→ **Dataset**
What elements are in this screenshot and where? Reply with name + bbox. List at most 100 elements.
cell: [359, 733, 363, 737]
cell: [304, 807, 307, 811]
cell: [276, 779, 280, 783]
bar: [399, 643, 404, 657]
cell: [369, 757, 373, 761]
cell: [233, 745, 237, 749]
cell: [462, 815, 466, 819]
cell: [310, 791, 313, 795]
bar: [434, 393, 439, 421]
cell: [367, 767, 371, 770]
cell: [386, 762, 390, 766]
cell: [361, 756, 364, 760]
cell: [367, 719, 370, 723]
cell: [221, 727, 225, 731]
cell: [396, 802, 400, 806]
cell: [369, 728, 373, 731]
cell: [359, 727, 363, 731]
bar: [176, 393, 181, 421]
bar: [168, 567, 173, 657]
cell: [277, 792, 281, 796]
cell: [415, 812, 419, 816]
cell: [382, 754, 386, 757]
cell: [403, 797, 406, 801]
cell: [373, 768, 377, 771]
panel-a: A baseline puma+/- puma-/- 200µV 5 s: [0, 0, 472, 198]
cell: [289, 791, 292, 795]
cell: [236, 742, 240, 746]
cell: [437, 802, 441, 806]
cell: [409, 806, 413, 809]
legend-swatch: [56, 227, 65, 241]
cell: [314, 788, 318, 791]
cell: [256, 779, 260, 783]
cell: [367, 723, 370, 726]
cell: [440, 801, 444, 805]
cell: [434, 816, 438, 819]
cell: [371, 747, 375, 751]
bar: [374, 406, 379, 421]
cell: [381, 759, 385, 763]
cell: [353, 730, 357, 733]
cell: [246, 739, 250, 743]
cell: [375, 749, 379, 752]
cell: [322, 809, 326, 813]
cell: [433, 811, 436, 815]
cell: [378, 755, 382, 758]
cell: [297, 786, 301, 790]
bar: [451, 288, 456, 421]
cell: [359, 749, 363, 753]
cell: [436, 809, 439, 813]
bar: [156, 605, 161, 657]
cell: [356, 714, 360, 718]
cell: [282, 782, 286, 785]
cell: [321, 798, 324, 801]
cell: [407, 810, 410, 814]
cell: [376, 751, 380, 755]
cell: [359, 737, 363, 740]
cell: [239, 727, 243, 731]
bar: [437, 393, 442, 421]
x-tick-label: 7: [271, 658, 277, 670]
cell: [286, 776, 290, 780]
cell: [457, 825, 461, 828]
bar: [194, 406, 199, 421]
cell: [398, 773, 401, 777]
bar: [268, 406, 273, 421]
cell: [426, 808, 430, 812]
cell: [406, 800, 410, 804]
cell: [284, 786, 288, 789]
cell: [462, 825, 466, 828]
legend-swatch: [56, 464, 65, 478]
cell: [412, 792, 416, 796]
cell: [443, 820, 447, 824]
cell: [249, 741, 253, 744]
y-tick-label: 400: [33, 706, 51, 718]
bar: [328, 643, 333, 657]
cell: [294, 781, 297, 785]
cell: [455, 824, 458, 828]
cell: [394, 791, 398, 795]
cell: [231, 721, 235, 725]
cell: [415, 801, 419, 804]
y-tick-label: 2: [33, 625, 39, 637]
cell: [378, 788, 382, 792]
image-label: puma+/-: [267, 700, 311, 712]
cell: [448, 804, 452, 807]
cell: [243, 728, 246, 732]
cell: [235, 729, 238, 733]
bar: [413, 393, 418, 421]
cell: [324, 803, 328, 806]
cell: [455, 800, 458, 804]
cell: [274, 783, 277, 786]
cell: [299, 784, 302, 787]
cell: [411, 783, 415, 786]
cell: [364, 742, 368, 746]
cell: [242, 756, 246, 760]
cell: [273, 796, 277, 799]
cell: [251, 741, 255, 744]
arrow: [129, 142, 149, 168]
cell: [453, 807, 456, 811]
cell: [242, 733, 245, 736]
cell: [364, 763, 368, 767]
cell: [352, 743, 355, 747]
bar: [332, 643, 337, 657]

→ **Your goal**
Extract every line of the items above that contains the string "swatch".

→ **Exercise response**
legend-swatch: [56, 227, 65, 241]
legend-swatch: [56, 464, 65, 478]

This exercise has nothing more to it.